Exercise - Write out all the entries word for word and omit any pictures.

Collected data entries
━━━━━━━━━━

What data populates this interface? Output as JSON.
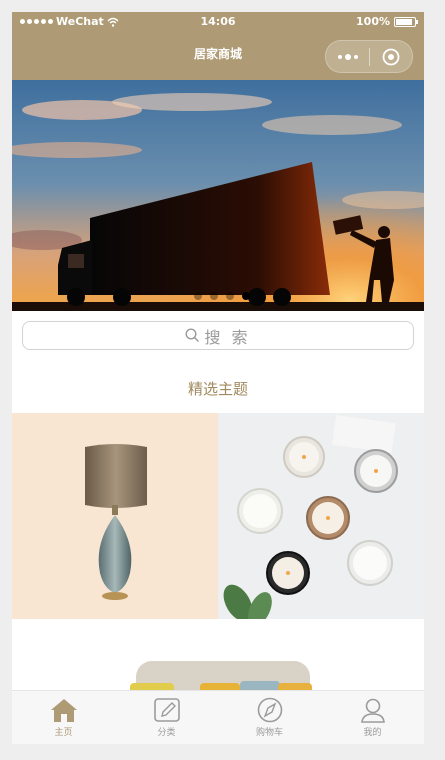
{
  "status_bar": {
    "carrier": "WeChat",
    "time": "14:06",
    "battery": "100%",
    "battery_level": 1.0
  },
  "navbar": {
    "title": "居家商城"
  },
  "banner": {
    "slide_count": 4,
    "active_index": 3
  },
  "search": {
    "placeholder": "搜 索"
  },
  "section": {
    "title": "精选主题"
  },
  "tabbar": {
    "items": [
      {
        "label": "主页",
        "icon": "home-icon",
        "active": true
      },
      {
        "label": "分类",
        "icon": "edit-icon",
        "active": false
      },
      {
        "label": "购物车",
        "icon": "compass-icon",
        "active": false
      },
      {
        "label": "我的",
        "icon": "user-icon",
        "active": false
      }
    ]
  },
  "colors": {
    "brand": "#ae9a74",
    "accent_text": "#a08a5e",
    "tab_inactive": "#9b9b9b"
  }
}
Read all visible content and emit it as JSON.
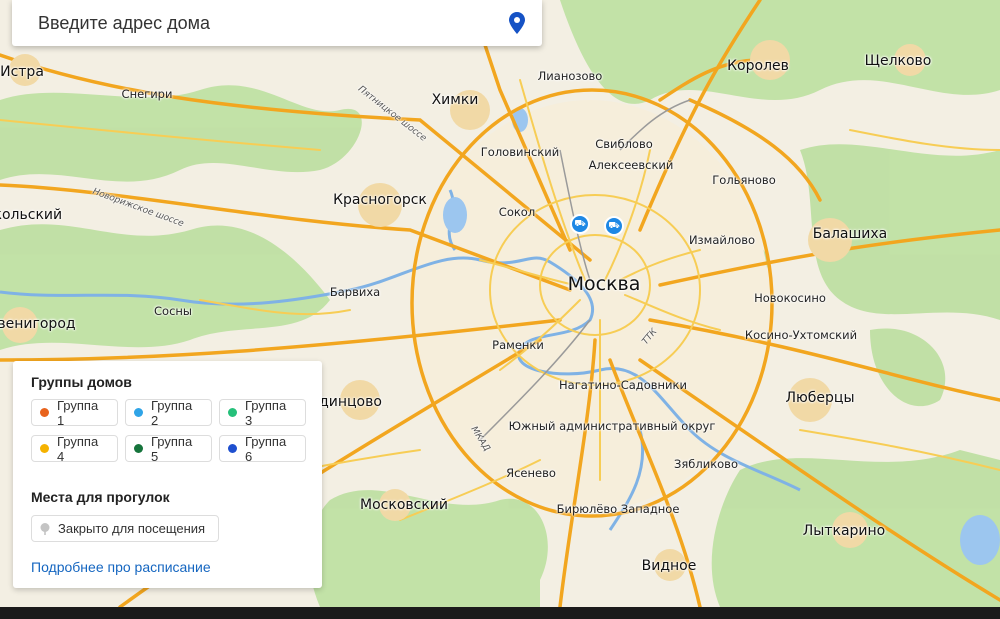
{
  "search": {
    "placeholder": "Введите адрес дома"
  },
  "map": {
    "labels": {
      "istra": "Истра",
      "snegiri": "Снегири",
      "khimki": "Химки",
      "lianozovo": "Лианозово",
      "korolev": "Королев",
      "shchelkovo": "Щелково",
      "golovinsky": "Головинский",
      "sviblovo": "Свиблово",
      "alekseevsky": "Алексеевский",
      "golyanovo": "Гольяново",
      "krasnogorsk": "Красногорск",
      "sokol": "Сокол",
      "izmailovo": "Измайлово",
      "balashikha": "Балашиха",
      "moskva": "Москва",
      "barvikha": "Барвиха",
      "novokosino": "Новокосино",
      "sosny": "Сосны",
      "ramenki": "Раменки",
      "kosino": "Косино-Ухтомский",
      "odintsovo": "Одинцово",
      "nagatino": "Нагатино-Садовники",
      "lyubertsy": "Люберцы",
      "yuzhny": "Южный административный округ",
      "yasenevo": "Ясенево",
      "zyablikovo": "Зябликово",
      "moskovsky": "Московский",
      "biryulevo": "Бирюлёво Западное",
      "lytkarino": "Лыткарино",
      "vidnoe": "Видное",
      "zvenigorod": "Звенигород",
      "nikolsky": "Никольский",
      "pyatnitskoe": "Пятницкое шоссе",
      "novorizhskoe": "Новорижское шоссе",
      "mkad": "МКАД",
      "ttk": "ТТК"
    }
  },
  "legend": {
    "groups_title": "Группы домов",
    "groups": [
      {
        "label": "Группа 1",
        "color": "#e8631d"
      },
      {
        "label": "Группа 2",
        "color": "#2fa4e7"
      },
      {
        "label": "Группа 3",
        "color": "#25c07a"
      },
      {
        "label": "Группа 4",
        "color": "#f5b200"
      },
      {
        "label": "Группа 5",
        "color": "#16743c"
      },
      {
        "label": "Группа 6",
        "color": "#1e4fcf"
      }
    ],
    "walks_title": "Места для прогулок",
    "closed_label": "Закрыто для посещения",
    "closed_color": "#c4c4c4",
    "more_link": "Подробнее про расписание"
  }
}
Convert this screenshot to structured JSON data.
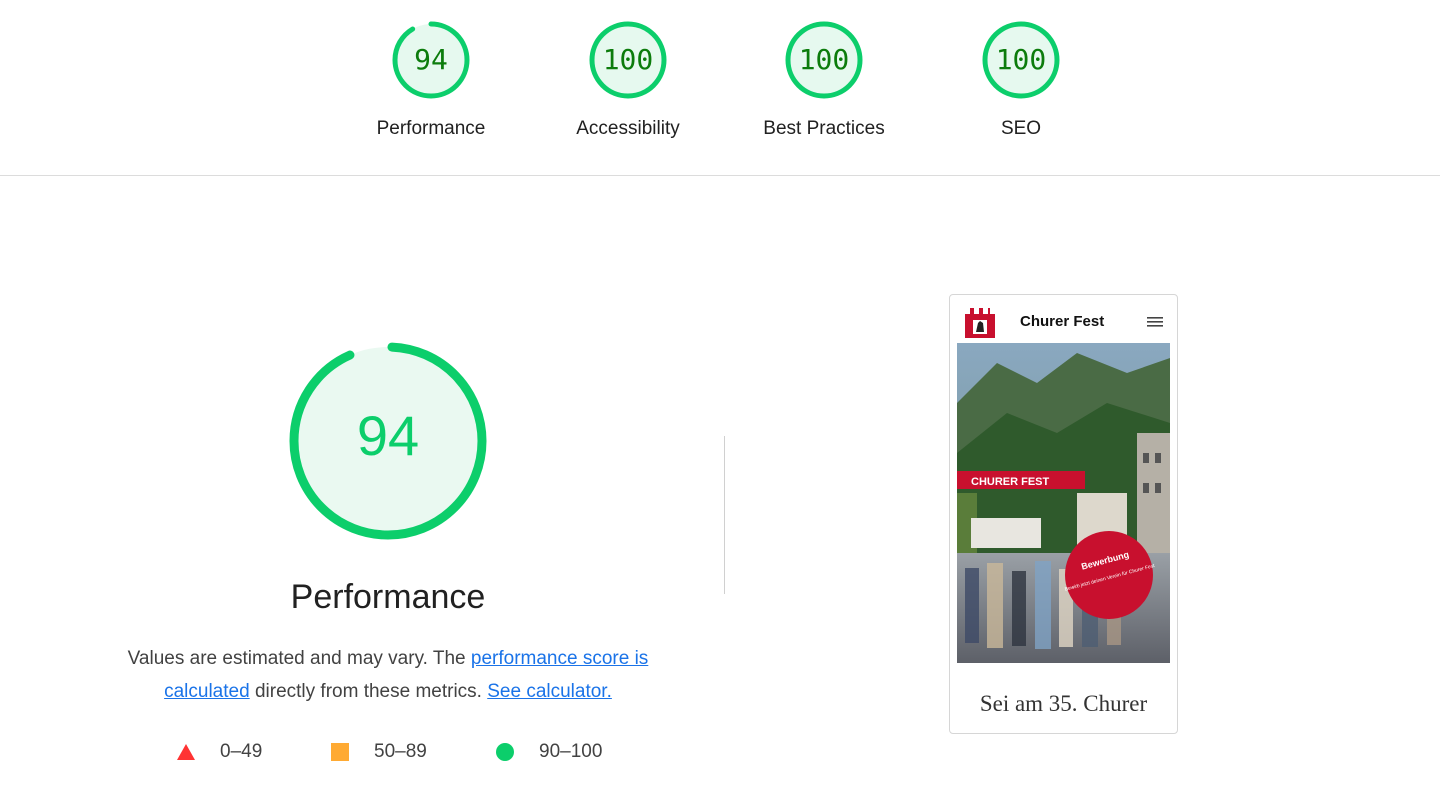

━━━━━━━━━━

Written solution -
What data populates this interface? Output as JSON.
{
  "status_bar": {
    "carrier": "WeChat",
    "time": "14:06",
    "battery": "100%",
    "battery_level": 1.0
  },
  "navbar": {
    "title": "居家商城"
  },
  "banner": {
    "slide_count": 4,
    "active_index": 3
  },
  "search": {
    "placeholder": "搜 索"
  },
  "section": {
    "title": "精选主题"
  },
  "tabbar": {
    "items": [
      {
        "label": "主页",
        "icon": "home-icon",
        "active": true
      },
      {
        "label": "分类",
        "icon": "edit-icon",
        "active": false
      },
      {
        "label": "购物车",
        "icon": "compass-icon",
        "active": false
      },
      {
        "label": "我的",
        "icon": "user-icon",
        "active": false
      }
    ]
  },
  "colors": {
    "brand": "#ae9a74",
    "accent_text": "#a08a5e",
    "tab_inactive": "#9b9b9b"
  }
}
Read all visible content and emit it as JSON.
{
  "search": {
    "placeholder": "Введите адрес дома"
  },
  "map": {
    "labels": {
      "istra": "Истра",
      "snegiri": "Снегири",
      "khimki": "Химки",
      "lianozovo": "Лианозово",
      "korolev": "Королев",
      "shchelkovo": "Щелково",
      "golovinsky": "Головинский",
      "sviblovo": "Свиблово",
      "alekseevsky": "Алексеевский",
      "golyanovo": "Гольяново",
      "krasnogorsk": "Красногорск",
      "sokol": "Сокол",
      "izmailovo": "Измайлово",
      "balashikha": "Балашиха",
      "moskva": "Москва",
      "barvikha": "Барвиха",
      "novokosino": "Новокосино",
      "sosny": "Сосны",
      "ramenki": "Раменки",
      "kosino": "Косино-Ухтомский",
      "odintsovo": "Одинцово",
      "nagatino": "Нагатино-Садовники",
      "lyubertsy": "Люберцы",
      "yuzhny": "Южный административный округ",
      "yasenevo": "Ясенево",
      "zyablikovo": "Зябликово",
      "moskovsky": "Московский",
      "biryulevo": "Бирюлёво Западное",
      "lytkarino": "Лыткарино",
      "vidnoe": "Видное",
      "zvenigorod": "Звенигород",
      "nikolsky": "Никольский",
      "pyatnitskoe": "Пятницкое шоссе",
      "novorizhskoe": "Новорижское шоссе",
      "mkad": "МКАД",
      "ttk": "ТТК"
    }
  },
  "legend": {
    "groups_title": "Группы домов",
    "groups": [
      {
        "label": "Группа 1",
        "color": "#e8631d"
      },
      {
        "label": "Группа 2",
        "color": "#2fa4e7"
      },
      {
        "label": "Группа 3",
        "color": "#25c07a"
      },
      {
        "label": "Группа 4",
        "color": "#f5b200"
      },
      {
        "label": "Группа 5",
        "color": "#16743c"
      },
      {
        "label": "Группа 6",
        "color": "#1e4fcf"
      }
    ],
    "walks_title": "Места для прогулок",
    "closed_label": "Закрыто для посещения",
    "closed_color": "#c4c4c4",
    "more_link": "Подробнее про расписание"
  }
}
Convert this screenshot to structured JSON data.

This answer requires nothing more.